▸ Goal
Could you write out the records below exactly as they appear, leaving out any pictures?

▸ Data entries
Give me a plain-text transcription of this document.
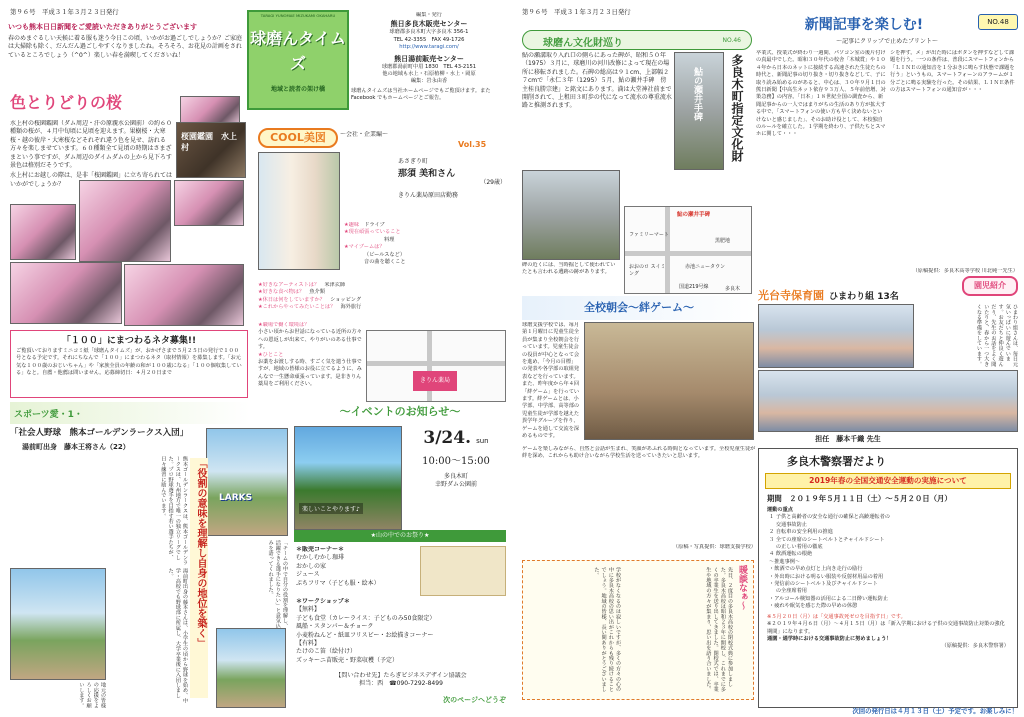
第９６号　平成３１年３月２３日発行
いつも熊本日日新聞をご愛読いただきありがとうございます
春のめまぐるしい天候に着る服も迷う今日この頃、いかがお過ごしでしょうか？ご家庭は大掃除も除く、だんだん過ごしやすくなりましたね。そろそろ、お花見の計画をされているところでしょう（^0^）楽しい春を満喫してくださいね！
TARAGI YUNOMAE MIZUKAMI OKAHARU
球磨んタイムズ
地域と読者の架け橋
編集・発行
熊日多良木販売センター
球磨郡多良木町大字多良木 356-1
TEL 42-3355　FAX 49-1726
http://www.taragi.com/
熊日湯前販売センター
球磨郡湯前町中眉 1830　TEL 43-2151
他の地域も水上・石原植柳・水上・岡原
編集：岩永由香
球磨んタイムズは当社ホームページでもご覧頂けます。また Facebook でもホームページとご報告。
色とりどりの桜
水上村の桜園鑑園（ダム周辺・汗の原親水公園前）の約６０種類の桜が、４月中旬頃に見頃を迎えます。果樹桜・大寒桜・越の彼岸・大寒桜などそれぞれ違う色を見せ、訪れる方々を楽しませています。６０種類全て見頃の時期はさまざまという事ですが、ダム周辺のダイムダムの上から見下ろす景色は格別だそうです。
水上村にお越しの際は、是非「桜園鑑園」に立ち寄られてはいかがでしょうか？
桜園鑑園　水上村
COOL美図	〜会社・企業編〜
Vol.35
あさぎり町
那須 美和さん
（29歳）
きりん薬局原田店勤務
★趣味　 ドライブ
★現在頑張っていること
料理
★マイブームは？
（ビールスなど）
音の曲を聴くこと
★好きなアーティストは？　 米津玄師
★好きな食べ物は？　 魚介類
★休日は何をしていますか？　 ショッピング
★これからやってみたいことは？　 海外旅行
★職場で働く環境は？
小さい頃からお世話になっている近所の方々への恩返しが出来て、やりがいのある仕事です。
★ひとこと
お薬をお渡しする時、すごく気を遣う仕事ですが、地域の皆様のお役に立てるように、みんなで一生懸命頑張っています。是非きりん薬局をご利用ください。
きりん薬局
「１００」にまつわるネタ募集!!
ご覧頂いておりますミニコミ紙「球磨んタイムズ」が、おかげさまで５月２５日の発行で１００号となる予定です。それにちなんで「１００」にまつわるネタ（取材情報）を募集します。「お元気な１００歳のおじいちゃん」や「家族全員の年齢の和が１００歳になる」「１００個収集している」なと。自薦・他薦は問いません。応募締切日：４月２０日まで
スポーツ愛・1・
「社会人野球　熊本ゴールデンラークス入団」
湯前町出身　藤本王将さん（22）
LARKS
「役割の意味を理解し自身の地位を築く」
熊本ゴールデンラークスは、熊本ゴールデンラークスは、九州地方で唯一の独立リーグでした。プロ野球選手を目指す若い選手たちが、日々練習に励んでいます。
湯前町出身の藤本さんは、小学生の頃から野球を始め、中学・高校でも野球部に所属し、大学卒業後に入団しました。	「チームの中で自分の役割を理解し、活躍できる選手になりたい」と意気込みを語ってくれました。
地元の皆様の応援をよろしくお願いします。
〜イベントのお知らせ〜
楽しいことやります♪
3/24. sun
10:00〜15:00
多良木町
幸野ダム公園前
★山の中でのお祭り★
＊販売コーナー＊
むかしむかし珈琲
おかしの家
ジュース
ぷちフリマ（子ども服・絵本）
＊ワークショップ＊
【無料】
子ども食堂（カレーライス：子どものみ50食限定）
風船・スタンパー＆チョーク
小麦粉ねんど・紙皿フリスビー・お絵描きコーナー
【有料】
たけのこ笛（絵付け）
ズッキーニ苗販売・野菜収穫（予定）
【問い合わせ先】たらぎビジネスデザイン協議会
担当：西　☎090-7292-8499
次のページへどうぞ
第９６号　平成３１年３月２３日発行
球磨ん文化財巡り	NO.46
鮎の瀬溝取り入れ口の側らにあった碑が、昭和５０年（1975）３月に、球磨川の河川改修によって現在の場所に移転されました。石碑の総高は９１cm、上部幅２７cmで「永仁３年（1295）５月、鮎の瀬井手碑　傍主桂良勝宗建」と銘文にあります。満は大堂神社前まで開削されて、上租田３町歩の代になって流水の尊重流水路と推測されます。	多良木町指定文化財
鮎の瀬井手碑
碑の近くには、当時掘として使われていたとも言われる遺跡の跡があります。
鮎の瀬井手碑
ファミリーマート
おおのロ スイミング
赤池ニュータウン
国道219号線
黒肥地
多良木
新聞記事を楽しむ!	NO.48
〜記事にクリップで止めたプリント〜
卒業式、授業式が終わり一週間、パソコン室の後片付けの真最中でした。昭和３０年代の校舎「木城賞」や１０４年から日本のネットに接続する高速された生徒たちの時代と、新聞記事の切り抜き・切り抜きなどして、子に取り読み始めるのがあると、中心は、３０年９月１日の熊日新聞【中高生ネット依存９３万人、５年前倍増、対策急務】の内容。「日本」１８世紀全国の調査から、新聞記事からの一人ではまりがちの生活のあり方が拡大する中で、「スマートフォンの使い方も早く決めないといけないと感じました」、そのお助け役として、本校独自のルールを確立した。１学期を終わり、子供たちとスマホに関して・・・
シを押す。メ」が出た時にはボタンを押すなどして課題を行う。一つの条件は、普段にスマートフォンから「ＬＩＮＥの通知音を１分おきに鳴らす状態で課題を行う」というもの。スマートフォーンのアラームが１分ごとに鳴る実験を行った。その結果、ＬＩＮＥ条件の方はスマートフォンの通知音が・・・
（原稿提供：多良木高等学校 川北純一先生）
全校朝会〜絆ゲーム〜
球磨支援学校では、毎月第１月曜日に児童生徒全員が集まり全校朝会を行っています。児童生徒会の役員が中心となって会を進め、「今月の目標」の発表や各学部の取組発表などを行っています。また、昨年度から年４回「絆ゲーム」を行っています。絆ゲームとは、小学部、中学部、高等部の児童生徒が学部を越えた異学年グループを作り、ゲームを通して交流を深めるものです。
ゲームを楽しみながら、自然と会話が生まれ、笑顔があふれる時間となっています。全校児童生徒が絆を深め、これからも助け合いながら学校生活を送っていきたいと思います。
（原稿・写真提供：球磨支援学校）
光台寺保育園 ひまわり組 13名
園児紹介
ひまわり組さんは、毎日元気いっぱいに遊んでいます。お友だちと仲良く遊んだり、先生のお話をよく聞いたりと、春から一つ大きくなる準備をしています。
担任　藤本千織 先生
多良木警察署だより
2019年春の全国交通安全運動の実施について
期間　 ２０１９年５月１１日（土）〜５月２０日（月）
運動の重点
１ 子供と高齢者の安全な通行の確保と高齢運転者の
　 交通事故防止
２ 自転車の安全利用の推進
３ 全ての座席のシートベルトとチャイルドシート
　 の正しい着用の徹底
４ 飲酒運転の根絶
〜推進事例〜
・飲酒での早め点灯と上向き走行の励行
・外出時における明るい服装や反射材用品の着用
・発信前のシートベルト及びチャイルドシート
　 の全座席着用
・アルコール検知器の活用による二日酔い運転防止
・疲れや眠気を感じた際の早めの休憩
※５月２０日（月）は「交通事故死ゼロを目指す日」です。
※２０１９年４月６日（月）〜４月１５日（月）は「新入学期における子供の交通事故防止対策の強化期間」になります。
通園・通学時における交通事故防止に努めましょう！
（原稿提供：多良木警察署）
暖談なぁ〜
先日、２度目の多良木高校の閉校式典に参加しました。多良木高校は昭和２３年に開校し、これまでに多くの卒業生を送り出してきました。閉校式では、卒業生や地域の方々が集まり、思い出を語り合いました。
学校がなくなるのは寂しいですが、多くの方々の心の中に多良木高校の思い出がこれからも残り続けることでしょう。地域の皆様、長い間ありがとうございました。
次回の発行日は４月１３日（土）予定です。お楽しみに！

▸ Solution for this task
Give me a plain-text transcription of this document.
第９６号　平成３１年３月２３日発行
いつも熊本日日新聞をご愛読いただきありがとうございます
春のめまぐるしい天候に着る服も迷う今日この頃、いかがお過ごしでしょうか？ご家庭は大掃除も除く、だんだん過ごしやすくなりましたね。そろそろ、お花見の計画をされているところでしょう（^0^）楽しい春を満喫してくださいね！
TARAGI YUNOMAE MIZUKAMI OKAHARU
球磨んタイムズ
地域と読者の架け橋
編集・発行
熊日多良木販売センター
球磨郡多良木町大字多良木 356-1
TEL 42-3355　FAX 49-1726
http://www.taragi.com/
熊日湯前販売センター
球磨郡湯前町中眉 1830　TEL 43-2151
他の地域も水上・石原植柳・水上・岡原
編集：岩永由香
球磨んタイムズは当社ホームページでもご覧頂けます。また Facebook でもホームページとご報告。
色とりどりの桜
水上村の桜園鑑園（ダム周辺・汗の原親水公園前）の約６０種類の桜が、４月中旬頃に見頃を迎えます。果樹桜・大寒桜・越の彼岸・大寒桜などそれぞれ違う色を見せ、訪れる方々を楽しませています。６０種類全て見頃の時期はさまざまという事ですが、ダム周辺のダイムダムの上から見下ろす景色は格別だそうです。
水上村にお越しの際は、是非「桜園鑑園」に立ち寄られてはいかがでしょうか？
桜園鑑園　水上村
COOL美図	〜会社・企業編〜
Vol.35
あさぎり町
那須 美和さん
（29歳）
きりん薬局原田店勤務
★趣味　 ドライブ
★現在頑張っていること
料理
★マイブームは？
（ビールスなど）
音の曲を聴くこと
★好きなアーティストは？　 米津玄師
★好きな食べ物は？　 魚介類
★休日は何をしていますか？　 ショッピング
★これからやってみたいことは？　 海外旅行
★職場で働く環境は？
小さい頃からお世話になっている近所の方々への恩返しが出来て、やりがいのある仕事です。
★ひとこと
お薬をお渡しする時、すごく気を遣う仕事ですが、地域の皆様のお役に立てるように、みんなで一生懸命頑張っています。是非きりん薬局をご利用ください。
きりん薬局
「１００」にまつわるネタ募集!!
ご覧頂いておりますミニコミ紙「球磨んタイムズ」が、おかげさまで５月２５日の発行で１００号となる予定です。それにちなんで「１００」にまつわるネタ（取材情報）を募集します。「お元気な１００歳のおじいちゃん」や「家族全員の年齢の和が１００歳になる」「１００個収集している」なと。自薦・他薦は問いません。応募締切日：４月２０日まで
スポーツ愛・1・
「社会人野球　熊本ゴールデンラークス入団」
湯前町出身　藤本王将さん（22）
LARKS
「役割の意味を理解し自身の地位を築く」
熊本ゴールデンラークスは、熊本ゴールデンラークスは、九州地方で唯一の独立リーグでした。プロ野球選手を目指す若い選手たちが、日々練習に励んでいます。
湯前町出身の藤本さんは、小学生の頃から野球を始め、中学・高校でも野球部に所属し、大学卒業後に入団しました。	「チームの中で自分の役割を理解し、活躍できる選手になりたい」と意気込みを語ってくれました。
地元の皆様の応援をよろしくお願いします。
〜イベントのお知らせ〜
楽しいことやります♪
3/24. sun
10:00〜15:00
多良木町
幸野ダム公園前
★山の中でのお祭り★
＊販売コーナー＊
むかしむかし珈琲
おかしの家
ジュース
ぷちフリマ（子ども服・絵本）
＊ワークショップ＊
【無料】
子ども食堂（カレーライス：子どものみ50食限定）
風船・スタンパー＆チョーク
小麦粉ねんど・紙皿フリスビー・お絵描きコーナー
【有料】
たけのこ笛（絵付け）
ズッキーニ苗販売・野菜収穫（予定）
【問い合わせ先】たらぎビジネスデザイン協議会
担当：西　☎090-7292-8499
次のページへどうぞ
第９６号　平成３１年３月２３日発行
球磨ん文化財巡り	NO.46
鮎の瀬溝取り入れ口の側らにあった碑が、昭和５０年（1975）３月に、球磨川の河川改修によって現在の場所に移転されました。石碑の総高は９１cm、上部幅２７cmで「永仁３年（1295）５月、鮎の瀬井手碑　傍主桂良勝宗建」と銘文にあります。満は大堂神社前まで開削されて、上租田３町歩の代になって流水の尊重流水路と推測されます。	多良木町指定文化財
鮎の瀬井手碑
碑の近くには、当時掘として使われていたとも言われる遺跡の跡があります。
鮎の瀬井手碑
ファミリーマート
おおのロ スイミング
赤池ニュータウン
国道219号線
黒肥地
多良木
新聞記事を楽しむ!	NO.48
〜記事にクリップで止めたプリント〜
卒業式、授業式が終わり一週間、パソコン室の後片付けの真最中でした。昭和３０年代の校舎「木城賞」や１０４年から日本のネットに接続する高速された生徒たちの時代と、新聞記事の切り抜き・切り抜きなどして、子に取り読み始めるのがあると、中心は、３０年９月１日の熊日新聞【中高生ネット依存９３万人、５年前倍増、対策急務】の内容。「日本」１８世紀全国の調査から、新聞記事からの一人ではまりがちの生活のあり方が拡大する中で、「スマートフォンの使い方も早く決めないといけないと感じました」、そのお助け役として、本校独自のルールを確立した。１学期を終わり、子供たちとスマホに関して・・・
シを押す。メ」が出た時にはボタンを押すなどして課題を行う。一つの条件は、普段にスマートフォンから「ＬＩＮＥの通知音を１分おきに鳴らす状態で課題を行う」というもの。スマートフォーンのアラームが１分ごとに鳴る実験を行った。その結果、ＬＩＮＥ条件の方はスマートフォンの通知音が・・・
（原稿提供：多良木高等学校 川北純一先生）
全校朝会〜絆ゲーム〜
球磨支援学校では、毎月第１月曜日に児童生徒全員が集まり全校朝会を行っています。児童生徒会の役員が中心となって会を進め、「今月の目標」の発表や各学部の取組発表などを行っています。また、昨年度から年４回「絆ゲーム」を行っています。絆ゲームとは、小学部、中学部、高等部の児童生徒が学部を越えた異学年グループを作り、ゲームを通して交流を深めるものです。
ゲームを楽しみながら、自然と会話が生まれ、笑顔があふれる時間となっています。全校児童生徒が絆を深め、これからも助け合いながら学校生活を送っていきたいと思います。
（原稿・写真提供：球磨支援学校）
光台寺保育園 ひまわり組 13名
園児紹介
ひまわり組さんは、毎日元気いっぱいに遊んでいます。お友だちと仲良く遊んだり、先生のお話をよく聞いたりと、春から一つ大きくなる準備をしています。
担任　藤本千織 先生
多良木警察署だより
2019年春の全国交通安全運動の実施について
期間　 ２０１９年５月１１日（土）〜５月２０日（月）
運動の重点
１ 子供と高齢者の安全な通行の確保と高齢運転者の
　 交通事故防止
２ 自転車の安全利用の推進
３ 全ての座席のシートベルトとチャイルドシート
　 の正しい着用の徹底
４ 飲酒運転の根絶
〜推進事例〜
・飲酒での早め点灯と上向き走行の励行
・外出時における明るい服装や反射材用品の着用
・発信前のシートベルト及びチャイルドシート
　 の全座席着用
・アルコール検知器の活用による二日酔い運転防止
・疲れや眠気を感じた際の早めの休憩
※５月２０日（月）は「交通事故死ゼロを目指す日」です。
※２０１９年４月６日（月）〜４月１５日（月）は「新入学期における子供の交通事故防止対策の強化期間」になります。
通園・通学時における交通事故防止に努めましょう！
（原稿提供：多良木警察署）
暖談なぁ〜
先日、２度目の多良木高校の閉校式典に参加しました。多良木高校は昭和２３年に開校し、これまでに多くの卒業生を送り出してきました。閉校式では、卒業生や地域の方々が集まり、思い出を語り合いました。
学校がなくなるのは寂しいですが、多くの方々の心の中に多良木高校の思い出がこれからも残り続けることでしょう。地域の皆様、長い間ありがとうございました。
次回の発行日は４月１３日（土）予定です。お楽しみに！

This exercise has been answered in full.